--- BEGIN DATASET ROWS ---

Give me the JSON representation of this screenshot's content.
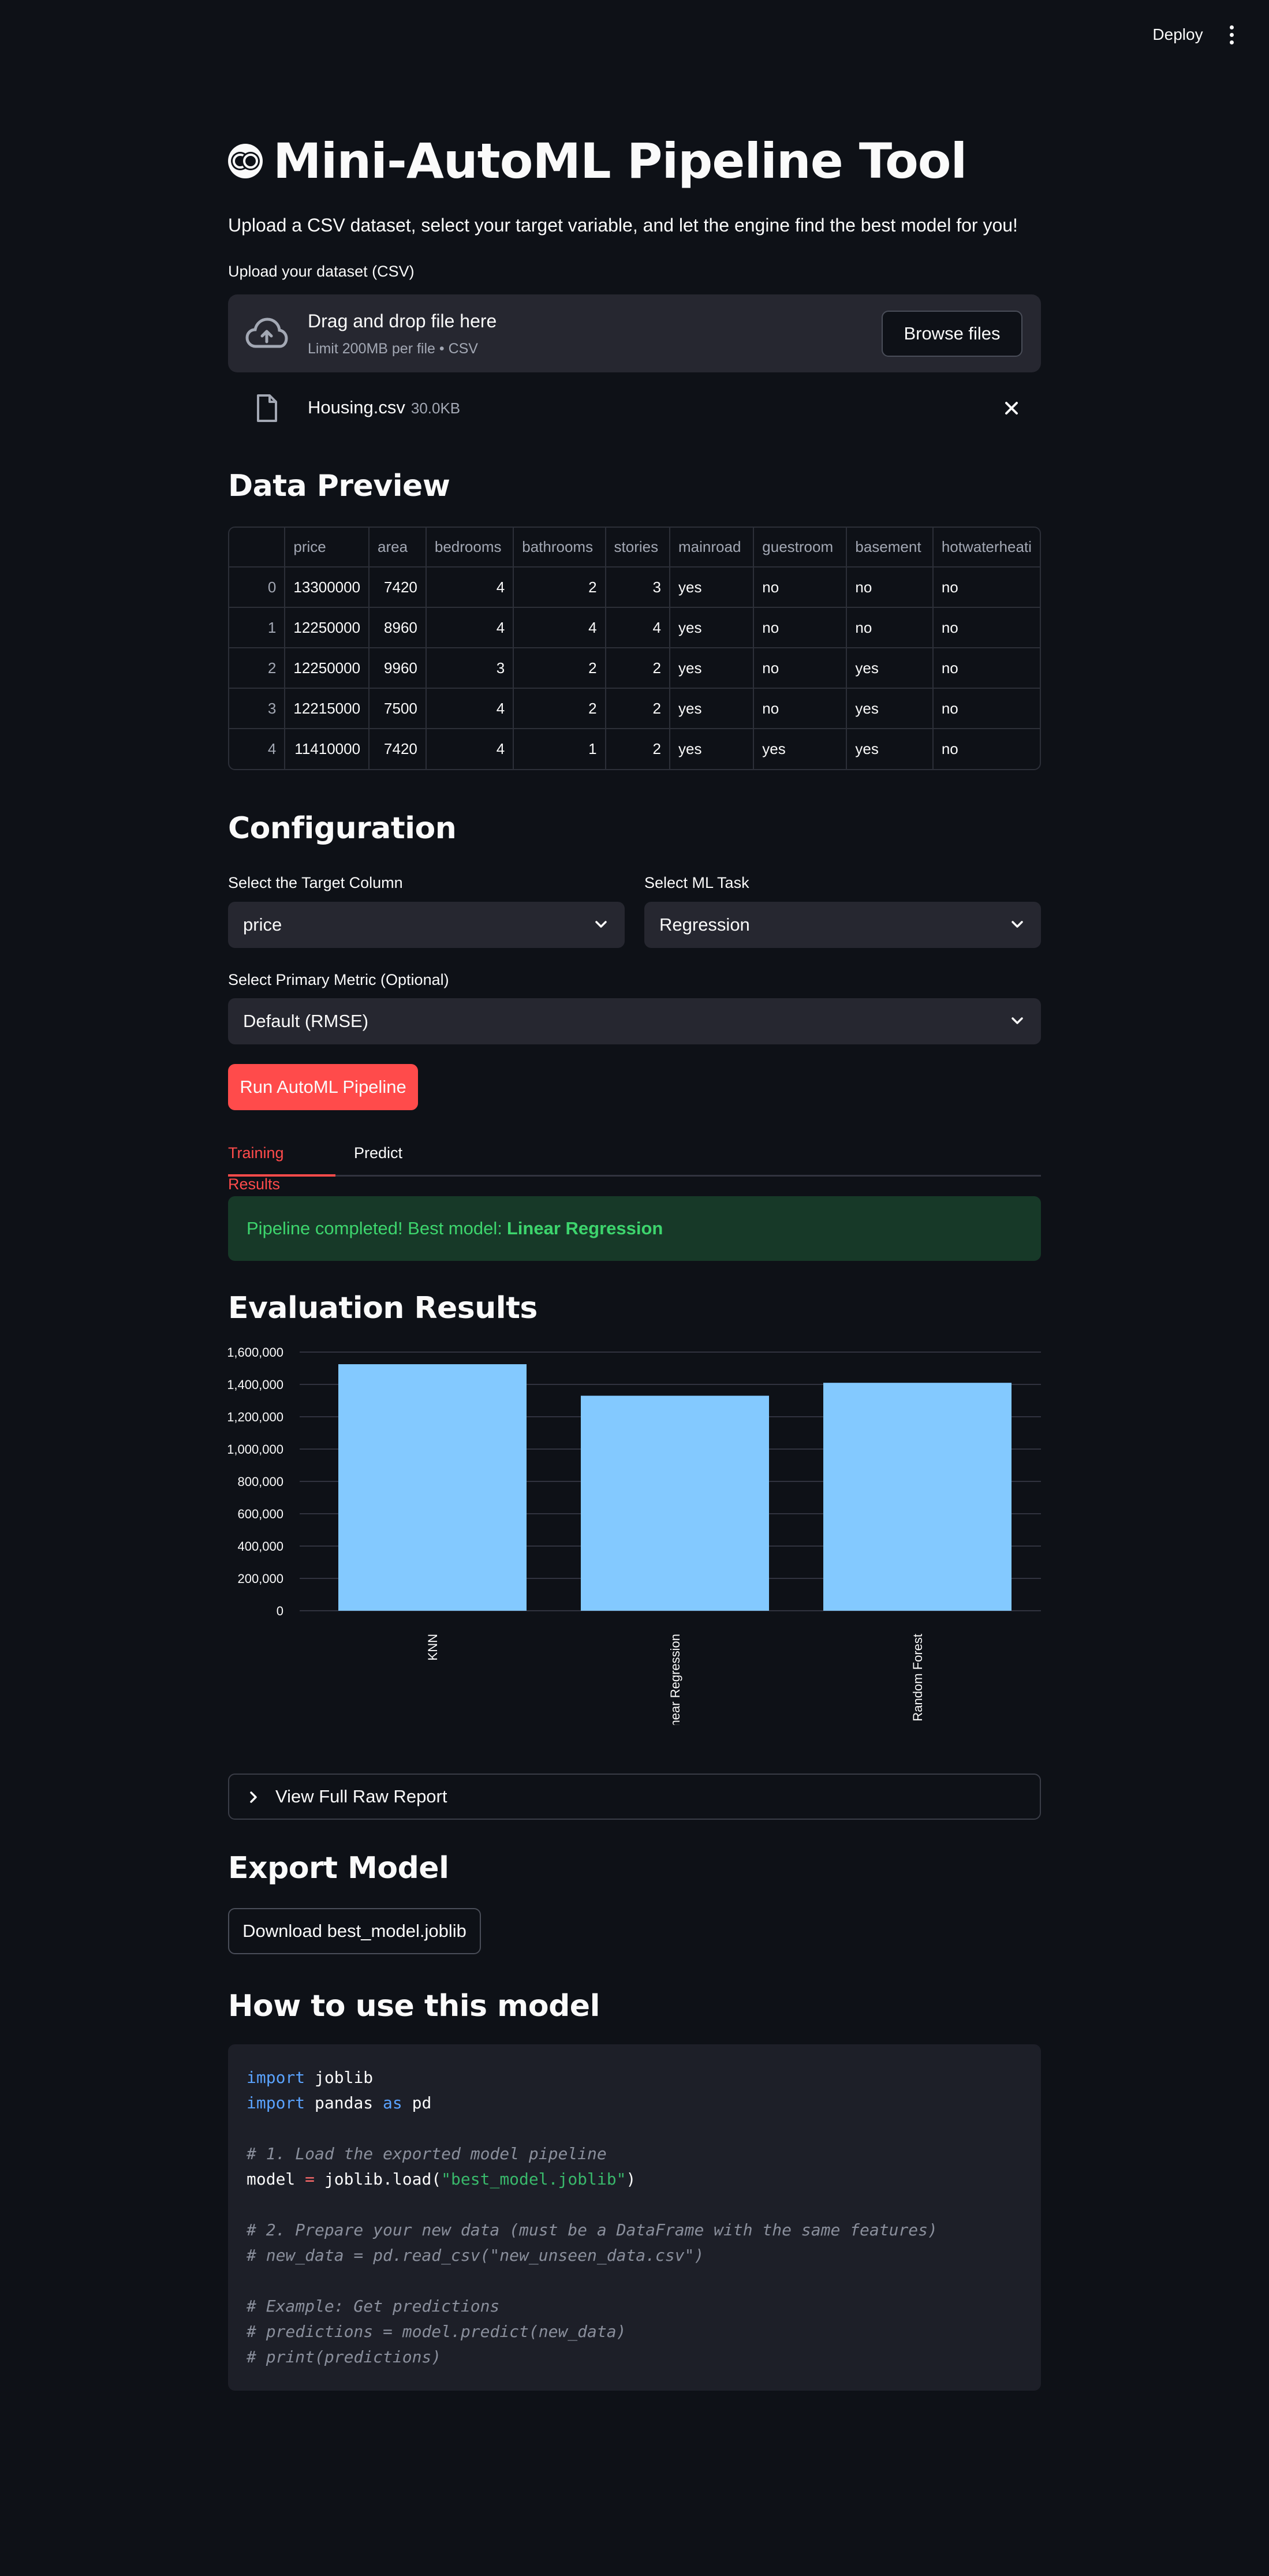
{
  "header": {
    "deploy_label": "Deploy",
    "menu_icon": "kebab-menu-icon"
  },
  "app": {
    "title": "Mini-AutoML Pipeline Tool",
    "title_icon": "owl-emoji-icon",
    "subtitle": "Upload a CSV dataset, select your target variable, and let the engine find the best model for you!"
  },
  "upload": {
    "label": "Upload your dataset (CSV)",
    "dropzone_title": "Drag and drop file here",
    "dropzone_limit": "Limit 200MB per file • CSV",
    "browse_label": "Browse files",
    "file_name": "Housing.csv",
    "file_size": "30.0KB"
  },
  "preview": {
    "heading": "Data Preview",
    "columns": [
      "",
      "price",
      "area",
      "bedrooms",
      "bathrooms",
      "stories",
      "mainroad",
      "guestroom",
      "basement",
      "hotwaterheati"
    ],
    "rows": [
      [
        "0",
        "13300000",
        "7420",
        "4",
        "2",
        "3",
        "yes",
        "no",
        "no",
        "no"
      ],
      [
        "1",
        "12250000",
        "8960",
        "4",
        "4",
        "4",
        "yes",
        "no",
        "no",
        "no"
      ],
      [
        "2",
        "12250000",
        "9960",
        "3",
        "2",
        "2",
        "yes",
        "no",
        "yes",
        "no"
      ],
      [
        "3",
        "12215000",
        "7500",
        "4",
        "2",
        "2",
        "yes",
        "no",
        "yes",
        "no"
      ],
      [
        "4",
        "11410000",
        "7420",
        "4",
        "1",
        "2",
        "yes",
        "yes",
        "yes",
        "no"
      ]
    ]
  },
  "config": {
    "heading": "Configuration",
    "target_label": "Select the Target Column",
    "target_value": "price",
    "task_label": "Select ML Task",
    "task_value": "Regression",
    "metric_label": "Select Primary Metric (Optional)",
    "metric_value": "Default (RMSE)",
    "run_label": "Run AutoML Pipeline"
  },
  "tabs": [
    {
      "label": "Training Results",
      "active": true
    },
    {
      "label": "Predict",
      "active": false
    }
  ],
  "results": {
    "success_prefix": "Pipeline completed! Best model:",
    "best_model": "Linear Regression",
    "eval_heading": "Evaluation Results",
    "expander_label": "View Full Raw Report"
  },
  "chart_data": {
    "type": "bar",
    "categories": [
      "KNN",
      "Linear Regression",
      "Random Forest"
    ],
    "values": [
      1525000,
      1330000,
      1410000
    ],
    "ylim": [
      0,
      1600000
    ],
    "yticks": [
      0,
      200000,
      400000,
      600000,
      800000,
      1000000,
      1200000,
      1400000,
      1600000
    ],
    "ytick_labels": [
      "0",
      "200,000",
      "400,000",
      "600,000",
      "800,000",
      "1,000,000",
      "1,200,000",
      "1,400,000",
      "1,600,000"
    ],
    "bar_color": "#83c9ff",
    "grid": true
  },
  "export": {
    "heading": "Export Model",
    "download_label": "Download best_model.joblib"
  },
  "usage": {
    "heading": "How to use this model",
    "code_lines": [
      "import joblib",
      "import pandas as pd",
      "",
      "# 1. Load the exported model pipeline",
      "model = joblib.load(\"best_model.joblib\")",
      "",
      "# 2. Prepare your new data (must be a DataFrame with the same features)",
      "# new_data = pd.read_csv(\"new_unseen_data.csv\")",
      "",
      "# Example: Get predictions",
      "# predictions = model.predict(new_data)",
      "# print(predictions)"
    ]
  },
  "colors": {
    "background": "#0e1117",
    "widget": "#262730",
    "primary": "#ff4b4b",
    "success_bg": "#173928",
    "success_text": "#3dd56d"
  }
}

--- END DATASET ROWS ---

[THE REQUEST] Copy out all the data without changing anything, and drop the pictures.

[CORRECT RESULT]
Give me the JSON representation of this screenshot's content.
{
  "header": {
    "deploy_label": "Deploy",
    "menu_icon": "kebab-menu-icon"
  },
  "app": {
    "title": "Mini-AutoML Pipeline Tool",
    "title_icon": "owl-emoji-icon",
    "subtitle": "Upload a CSV dataset, select your target variable, and let the engine find the best model for you!"
  },
  "upload": {
    "label": "Upload your dataset (CSV)",
    "dropzone_title": "Drag and drop file here",
    "dropzone_limit": "Limit 200MB per file • CSV",
    "browse_label": "Browse files",
    "file_name": "Housing.csv",
    "file_size": "30.0KB"
  },
  "preview": {
    "heading": "Data Preview",
    "columns": [
      "",
      "price",
      "area",
      "bedrooms",
      "bathrooms",
      "stories",
      "mainroad",
      "guestroom",
      "basement",
      "hotwaterheati"
    ],
    "rows": [
      [
        "0",
        "13300000",
        "7420",
        "4",
        "2",
        "3",
        "yes",
        "no",
        "no",
        "no"
      ],
      [
        "1",
        "12250000",
        "8960",
        "4",
        "4",
        "4",
        "yes",
        "no",
        "no",
        "no"
      ],
      [
        "2",
        "12250000",
        "9960",
        "3",
        "2",
        "2",
        "yes",
        "no",
        "yes",
        "no"
      ],
      [
        "3",
        "12215000",
        "7500",
        "4",
        "2",
        "2",
        "yes",
        "no",
        "yes",
        "no"
      ],
      [
        "4",
        "11410000",
        "7420",
        "4",
        "1",
        "2",
        "yes",
        "yes",
        "yes",
        "no"
      ]
    ]
  },
  "config": {
    "heading": "Configuration",
    "target_label": "Select the Target Column",
    "target_value": "price",
    "task_label": "Select ML Task",
    "task_value": "Regression",
    "metric_label": "Select Primary Metric (Optional)",
    "metric_value": "Default (RMSE)",
    "run_label": "Run AutoML Pipeline"
  },
  "tabs": [
    {
      "label": "Training Results",
      "active": true
    },
    {
      "label": "Predict",
      "active": false
    }
  ],
  "results": {
    "success_prefix": "Pipeline completed! Best model:",
    "best_model": "Linear Regression",
    "eval_heading": "Evaluation Results",
    "expander_label": "View Full Raw Report"
  },
  "chart_data": {
    "type": "bar",
    "categories": [
      "KNN",
      "Linear Regression",
      "Random Forest"
    ],
    "values": [
      1525000,
      1330000,
      1410000
    ],
    "ylim": [
      0,
      1600000
    ],
    "yticks": [
      0,
      200000,
      400000,
      600000,
      800000,
      1000000,
      1200000,
      1400000,
      1600000
    ],
    "ytick_labels": [
      "0",
      "200,000",
      "400,000",
      "600,000",
      "800,000",
      "1,000,000",
      "1,200,000",
      "1,400,000",
      "1,600,000"
    ],
    "bar_color": "#83c9ff",
    "grid": true
  },
  "export": {
    "heading": "Export Model",
    "download_label": "Download best_model.joblib"
  },
  "usage": {
    "heading": "How to use this model",
    "code_lines": [
      "import joblib",
      "import pandas as pd",
      "",
      "# 1. Load the exported model pipeline",
      "model = joblib.load(\"best_model.joblib\")",
      "",
      "# 2. Prepare your new data (must be a DataFrame with the same features)",
      "# new_data = pd.read_csv(\"new_unseen_data.csv\")",
      "",
      "# Example: Get predictions",
      "# predictions = model.predict(new_data)",
      "# print(predictions)"
    ]
  },
  "colors": {
    "background": "#0e1117",
    "widget": "#262730",
    "primary": "#ff4b4b",
    "success_bg": "#173928",
    "success_text": "#3dd56d"
  }
}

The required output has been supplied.